◆ Source text:
This is what I'm currently doing. I have two GUITexts as children of a GUITexture that gets updates from a gameobject that is clicked on. When the gameobject gets clicked on, it uses a reference I've set up in the Inspector to send its information to the GUITexture. The GUITexture then updates its children with the information that was provided. The gameobject keeps updating the information by calling a public function in the GUITexture's script.
The problem is that when a different gameobject is clicked I want the old one to stop updating the GUITexture so the new one can. I'm not sure how to do this easily and my solution doesn't seems quite right.
The way I'm fixing this is setting up references to every thing that can update the GUITexture, having a "menu number" being sent to the GUITexture and checking them to grab the correct information from the reference script. You can also click on objects that are initiated later in the game by also sending the object's name and then looking it up with gameobject.find, then grabbing it's script and then grabbing the information for the two GUITexts.

◆ Input data:
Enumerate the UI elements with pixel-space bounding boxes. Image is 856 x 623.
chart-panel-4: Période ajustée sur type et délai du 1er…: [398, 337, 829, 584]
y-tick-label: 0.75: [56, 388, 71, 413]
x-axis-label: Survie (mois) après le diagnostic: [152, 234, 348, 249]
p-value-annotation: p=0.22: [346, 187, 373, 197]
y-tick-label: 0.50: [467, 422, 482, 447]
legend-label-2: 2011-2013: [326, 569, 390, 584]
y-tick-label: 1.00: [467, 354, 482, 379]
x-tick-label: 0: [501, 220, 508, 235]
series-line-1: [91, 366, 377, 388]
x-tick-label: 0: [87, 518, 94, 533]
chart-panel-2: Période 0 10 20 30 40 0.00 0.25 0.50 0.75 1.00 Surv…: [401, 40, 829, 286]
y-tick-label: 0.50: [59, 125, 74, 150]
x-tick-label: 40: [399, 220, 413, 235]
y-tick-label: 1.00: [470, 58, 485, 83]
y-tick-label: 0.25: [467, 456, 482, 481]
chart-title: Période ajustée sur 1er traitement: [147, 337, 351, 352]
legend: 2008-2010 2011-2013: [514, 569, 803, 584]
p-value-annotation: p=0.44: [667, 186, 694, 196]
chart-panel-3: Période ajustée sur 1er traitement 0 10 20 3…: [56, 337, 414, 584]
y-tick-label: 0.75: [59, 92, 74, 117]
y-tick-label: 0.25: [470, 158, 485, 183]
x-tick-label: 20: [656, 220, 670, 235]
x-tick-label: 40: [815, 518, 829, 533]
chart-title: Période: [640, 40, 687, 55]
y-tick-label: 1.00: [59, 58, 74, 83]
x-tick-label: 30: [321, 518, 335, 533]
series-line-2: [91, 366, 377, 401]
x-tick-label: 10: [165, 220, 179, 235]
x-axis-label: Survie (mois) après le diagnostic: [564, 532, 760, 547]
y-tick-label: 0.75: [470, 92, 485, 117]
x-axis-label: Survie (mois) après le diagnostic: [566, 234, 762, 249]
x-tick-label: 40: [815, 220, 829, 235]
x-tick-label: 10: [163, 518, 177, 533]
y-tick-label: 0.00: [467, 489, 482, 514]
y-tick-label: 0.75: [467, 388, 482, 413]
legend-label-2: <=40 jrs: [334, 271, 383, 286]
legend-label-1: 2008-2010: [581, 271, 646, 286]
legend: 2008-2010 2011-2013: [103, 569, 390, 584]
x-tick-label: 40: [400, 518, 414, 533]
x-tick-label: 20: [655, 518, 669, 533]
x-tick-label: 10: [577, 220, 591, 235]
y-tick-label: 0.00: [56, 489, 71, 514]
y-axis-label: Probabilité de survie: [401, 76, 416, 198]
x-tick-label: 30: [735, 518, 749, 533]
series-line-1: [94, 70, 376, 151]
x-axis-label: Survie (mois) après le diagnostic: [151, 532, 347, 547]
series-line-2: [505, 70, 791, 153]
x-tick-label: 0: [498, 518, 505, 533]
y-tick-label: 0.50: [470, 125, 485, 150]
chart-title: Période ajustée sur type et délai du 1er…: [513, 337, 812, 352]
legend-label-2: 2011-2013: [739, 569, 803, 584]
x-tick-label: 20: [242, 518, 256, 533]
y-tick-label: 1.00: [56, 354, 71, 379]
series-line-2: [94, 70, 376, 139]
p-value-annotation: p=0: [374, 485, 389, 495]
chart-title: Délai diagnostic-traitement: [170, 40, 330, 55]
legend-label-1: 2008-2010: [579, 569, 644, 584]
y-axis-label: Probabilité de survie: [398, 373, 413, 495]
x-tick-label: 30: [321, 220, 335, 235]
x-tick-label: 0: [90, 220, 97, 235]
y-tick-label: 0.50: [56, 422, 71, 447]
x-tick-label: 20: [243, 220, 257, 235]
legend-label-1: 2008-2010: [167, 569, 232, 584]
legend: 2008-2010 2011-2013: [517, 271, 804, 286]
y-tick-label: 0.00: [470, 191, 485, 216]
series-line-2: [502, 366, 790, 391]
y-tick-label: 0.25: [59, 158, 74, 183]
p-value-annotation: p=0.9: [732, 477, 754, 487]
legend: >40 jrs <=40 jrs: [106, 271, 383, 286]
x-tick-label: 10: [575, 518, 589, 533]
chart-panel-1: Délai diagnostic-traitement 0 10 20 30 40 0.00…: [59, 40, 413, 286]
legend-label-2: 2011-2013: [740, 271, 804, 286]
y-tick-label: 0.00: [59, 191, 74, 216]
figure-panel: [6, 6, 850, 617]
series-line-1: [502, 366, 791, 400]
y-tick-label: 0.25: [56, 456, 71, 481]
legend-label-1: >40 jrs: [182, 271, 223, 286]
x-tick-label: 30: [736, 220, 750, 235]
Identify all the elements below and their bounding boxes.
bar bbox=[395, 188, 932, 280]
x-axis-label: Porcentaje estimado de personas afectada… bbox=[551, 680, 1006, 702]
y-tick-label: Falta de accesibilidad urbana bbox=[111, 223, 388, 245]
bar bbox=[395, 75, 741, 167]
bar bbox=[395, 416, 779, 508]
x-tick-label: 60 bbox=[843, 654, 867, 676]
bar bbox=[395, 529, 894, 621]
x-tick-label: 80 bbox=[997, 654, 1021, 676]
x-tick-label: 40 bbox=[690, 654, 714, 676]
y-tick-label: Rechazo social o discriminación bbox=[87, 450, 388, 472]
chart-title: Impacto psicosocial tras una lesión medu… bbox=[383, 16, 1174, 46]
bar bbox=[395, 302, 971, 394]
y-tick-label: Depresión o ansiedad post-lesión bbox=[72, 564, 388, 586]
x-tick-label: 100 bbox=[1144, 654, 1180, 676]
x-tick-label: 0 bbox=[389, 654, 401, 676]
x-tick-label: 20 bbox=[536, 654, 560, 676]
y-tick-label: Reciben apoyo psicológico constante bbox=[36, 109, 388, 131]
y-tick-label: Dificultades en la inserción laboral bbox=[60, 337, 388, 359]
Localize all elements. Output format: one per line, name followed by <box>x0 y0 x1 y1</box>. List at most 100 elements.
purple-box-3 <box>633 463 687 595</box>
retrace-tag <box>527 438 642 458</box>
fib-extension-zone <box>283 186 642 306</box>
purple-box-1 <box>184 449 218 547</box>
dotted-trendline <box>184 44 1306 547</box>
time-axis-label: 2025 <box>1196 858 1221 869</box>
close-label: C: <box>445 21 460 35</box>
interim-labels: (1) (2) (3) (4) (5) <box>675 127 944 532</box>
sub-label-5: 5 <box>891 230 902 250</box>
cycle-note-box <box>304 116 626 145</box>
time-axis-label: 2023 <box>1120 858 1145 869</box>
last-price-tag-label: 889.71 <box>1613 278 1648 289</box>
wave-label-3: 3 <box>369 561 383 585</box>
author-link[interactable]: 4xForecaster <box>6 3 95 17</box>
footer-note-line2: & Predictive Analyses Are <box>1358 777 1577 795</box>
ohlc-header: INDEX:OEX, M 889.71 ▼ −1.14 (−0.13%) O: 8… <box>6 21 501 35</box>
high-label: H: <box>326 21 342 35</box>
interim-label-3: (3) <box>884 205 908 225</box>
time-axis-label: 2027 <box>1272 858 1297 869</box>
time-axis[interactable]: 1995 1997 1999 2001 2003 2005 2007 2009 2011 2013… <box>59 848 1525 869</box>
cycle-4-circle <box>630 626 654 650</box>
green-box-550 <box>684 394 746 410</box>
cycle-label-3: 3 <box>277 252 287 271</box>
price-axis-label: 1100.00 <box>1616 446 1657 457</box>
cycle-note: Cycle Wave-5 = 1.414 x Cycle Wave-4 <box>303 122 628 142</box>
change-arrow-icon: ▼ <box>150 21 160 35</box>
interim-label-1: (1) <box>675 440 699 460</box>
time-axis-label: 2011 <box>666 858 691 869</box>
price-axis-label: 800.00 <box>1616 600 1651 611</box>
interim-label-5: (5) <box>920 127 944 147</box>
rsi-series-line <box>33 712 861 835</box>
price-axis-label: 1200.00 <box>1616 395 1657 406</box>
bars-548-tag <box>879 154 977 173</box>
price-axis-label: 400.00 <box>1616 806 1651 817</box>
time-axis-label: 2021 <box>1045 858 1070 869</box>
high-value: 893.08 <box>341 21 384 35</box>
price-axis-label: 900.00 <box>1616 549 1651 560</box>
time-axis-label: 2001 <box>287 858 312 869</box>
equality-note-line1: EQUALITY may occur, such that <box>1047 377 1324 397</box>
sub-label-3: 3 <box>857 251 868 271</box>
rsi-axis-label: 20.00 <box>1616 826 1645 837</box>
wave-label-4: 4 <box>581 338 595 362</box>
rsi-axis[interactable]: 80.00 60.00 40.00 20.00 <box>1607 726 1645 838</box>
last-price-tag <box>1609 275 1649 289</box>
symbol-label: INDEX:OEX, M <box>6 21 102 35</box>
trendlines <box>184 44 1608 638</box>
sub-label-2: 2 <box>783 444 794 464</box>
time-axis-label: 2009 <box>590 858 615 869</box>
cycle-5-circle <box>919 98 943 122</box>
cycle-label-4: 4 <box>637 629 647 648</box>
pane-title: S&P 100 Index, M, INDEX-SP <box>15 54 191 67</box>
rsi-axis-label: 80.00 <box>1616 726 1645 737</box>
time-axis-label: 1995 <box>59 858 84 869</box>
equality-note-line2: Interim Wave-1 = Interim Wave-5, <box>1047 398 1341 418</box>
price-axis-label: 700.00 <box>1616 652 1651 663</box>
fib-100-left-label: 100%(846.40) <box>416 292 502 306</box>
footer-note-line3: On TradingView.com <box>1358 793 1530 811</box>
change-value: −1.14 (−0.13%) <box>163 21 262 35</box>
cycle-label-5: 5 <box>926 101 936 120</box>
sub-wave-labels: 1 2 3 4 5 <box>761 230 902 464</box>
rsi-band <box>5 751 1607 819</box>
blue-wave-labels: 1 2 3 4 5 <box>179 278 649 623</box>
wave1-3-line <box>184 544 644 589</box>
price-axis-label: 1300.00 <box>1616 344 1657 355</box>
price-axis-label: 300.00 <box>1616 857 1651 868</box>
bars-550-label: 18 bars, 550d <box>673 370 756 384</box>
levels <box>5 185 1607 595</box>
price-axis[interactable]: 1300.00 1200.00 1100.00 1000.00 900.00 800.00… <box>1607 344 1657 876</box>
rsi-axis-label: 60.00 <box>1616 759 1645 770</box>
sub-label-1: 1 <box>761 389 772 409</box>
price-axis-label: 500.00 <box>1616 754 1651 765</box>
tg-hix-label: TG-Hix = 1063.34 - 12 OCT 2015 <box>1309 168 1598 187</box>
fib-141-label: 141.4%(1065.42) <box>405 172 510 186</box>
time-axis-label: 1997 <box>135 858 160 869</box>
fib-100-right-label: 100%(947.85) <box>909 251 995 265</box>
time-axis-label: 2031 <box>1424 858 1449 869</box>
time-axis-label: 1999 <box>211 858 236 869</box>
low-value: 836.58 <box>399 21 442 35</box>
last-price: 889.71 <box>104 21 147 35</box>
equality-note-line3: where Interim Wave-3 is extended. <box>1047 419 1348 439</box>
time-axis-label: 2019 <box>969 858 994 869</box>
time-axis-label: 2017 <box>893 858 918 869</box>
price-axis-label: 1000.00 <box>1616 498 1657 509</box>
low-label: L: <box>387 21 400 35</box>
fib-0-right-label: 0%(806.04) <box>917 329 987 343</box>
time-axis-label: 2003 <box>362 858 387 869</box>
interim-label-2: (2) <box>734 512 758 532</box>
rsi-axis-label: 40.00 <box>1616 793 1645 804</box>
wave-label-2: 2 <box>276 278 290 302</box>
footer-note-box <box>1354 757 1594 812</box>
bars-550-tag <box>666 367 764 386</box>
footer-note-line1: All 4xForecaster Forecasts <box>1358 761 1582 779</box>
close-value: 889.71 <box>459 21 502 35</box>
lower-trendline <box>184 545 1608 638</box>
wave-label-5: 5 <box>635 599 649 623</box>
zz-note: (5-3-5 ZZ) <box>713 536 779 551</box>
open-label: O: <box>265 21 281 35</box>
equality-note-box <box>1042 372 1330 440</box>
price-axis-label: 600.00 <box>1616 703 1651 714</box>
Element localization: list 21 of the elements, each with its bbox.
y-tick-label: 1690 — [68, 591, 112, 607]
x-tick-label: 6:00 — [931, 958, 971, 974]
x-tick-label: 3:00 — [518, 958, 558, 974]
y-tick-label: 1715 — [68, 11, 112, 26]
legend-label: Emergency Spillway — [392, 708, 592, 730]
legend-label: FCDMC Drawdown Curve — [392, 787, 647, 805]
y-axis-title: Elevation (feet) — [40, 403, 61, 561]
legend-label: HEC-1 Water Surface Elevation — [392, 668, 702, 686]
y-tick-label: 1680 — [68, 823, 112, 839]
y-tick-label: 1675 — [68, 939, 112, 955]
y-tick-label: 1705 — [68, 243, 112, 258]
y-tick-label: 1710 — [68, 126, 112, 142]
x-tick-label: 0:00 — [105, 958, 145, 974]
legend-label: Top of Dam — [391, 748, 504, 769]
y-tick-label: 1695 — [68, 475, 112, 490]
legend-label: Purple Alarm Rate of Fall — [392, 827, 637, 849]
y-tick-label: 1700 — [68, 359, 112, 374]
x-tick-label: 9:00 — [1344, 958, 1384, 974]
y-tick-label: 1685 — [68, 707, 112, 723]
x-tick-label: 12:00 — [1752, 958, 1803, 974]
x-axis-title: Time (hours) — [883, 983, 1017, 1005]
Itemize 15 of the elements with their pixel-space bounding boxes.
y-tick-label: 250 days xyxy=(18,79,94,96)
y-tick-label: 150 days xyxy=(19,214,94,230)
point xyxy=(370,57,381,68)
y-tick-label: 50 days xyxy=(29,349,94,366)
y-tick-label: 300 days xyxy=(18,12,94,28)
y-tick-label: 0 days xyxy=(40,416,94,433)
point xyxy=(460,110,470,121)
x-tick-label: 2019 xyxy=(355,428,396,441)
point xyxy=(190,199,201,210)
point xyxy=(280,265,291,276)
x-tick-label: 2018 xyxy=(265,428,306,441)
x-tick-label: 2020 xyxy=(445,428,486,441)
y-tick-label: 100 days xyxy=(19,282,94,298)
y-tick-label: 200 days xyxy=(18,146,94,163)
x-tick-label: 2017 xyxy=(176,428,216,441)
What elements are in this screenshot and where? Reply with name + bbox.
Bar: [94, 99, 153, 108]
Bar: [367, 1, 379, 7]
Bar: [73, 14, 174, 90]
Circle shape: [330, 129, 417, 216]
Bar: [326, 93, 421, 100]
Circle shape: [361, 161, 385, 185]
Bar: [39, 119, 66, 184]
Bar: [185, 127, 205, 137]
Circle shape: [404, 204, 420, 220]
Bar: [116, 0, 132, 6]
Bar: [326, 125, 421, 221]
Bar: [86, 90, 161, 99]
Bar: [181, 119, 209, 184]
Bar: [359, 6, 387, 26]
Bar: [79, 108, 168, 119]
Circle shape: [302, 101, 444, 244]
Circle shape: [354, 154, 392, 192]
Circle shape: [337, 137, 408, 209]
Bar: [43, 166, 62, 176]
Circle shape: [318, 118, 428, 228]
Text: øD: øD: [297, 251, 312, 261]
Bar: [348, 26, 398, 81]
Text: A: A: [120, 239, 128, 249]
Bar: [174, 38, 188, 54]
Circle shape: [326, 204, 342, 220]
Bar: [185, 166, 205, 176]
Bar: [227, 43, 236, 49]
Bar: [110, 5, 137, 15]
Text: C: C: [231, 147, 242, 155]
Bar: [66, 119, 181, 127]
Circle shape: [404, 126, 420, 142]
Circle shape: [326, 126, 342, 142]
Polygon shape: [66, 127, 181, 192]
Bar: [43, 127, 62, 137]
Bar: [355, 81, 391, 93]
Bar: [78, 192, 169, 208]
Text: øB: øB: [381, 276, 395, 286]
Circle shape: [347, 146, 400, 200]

◆ Task prompt: From the GUITexture text above, write out verbatim the passage that begins with the words "This is what" and ends with the words "seems quite right.".

◆ Response box:
This is what I'm currently doing. I have two GUITexts as children of a GUITexture that gets updates from a gameobject that is clicked on. When the gameobject gets clicked on, it uses a reference I've set up in the Inspector to send its information to the GUITexture. The GUITexture then updates its children with the information that was provided. The gameobject keeps updating the information by calling a public function in the GUITexture's script.
The problem is that when a different gameobject is clicked I want the old one to stop updating the GUITexture so the new one can. I'm not sure how to do this easily and my solution doesn't seems quite right.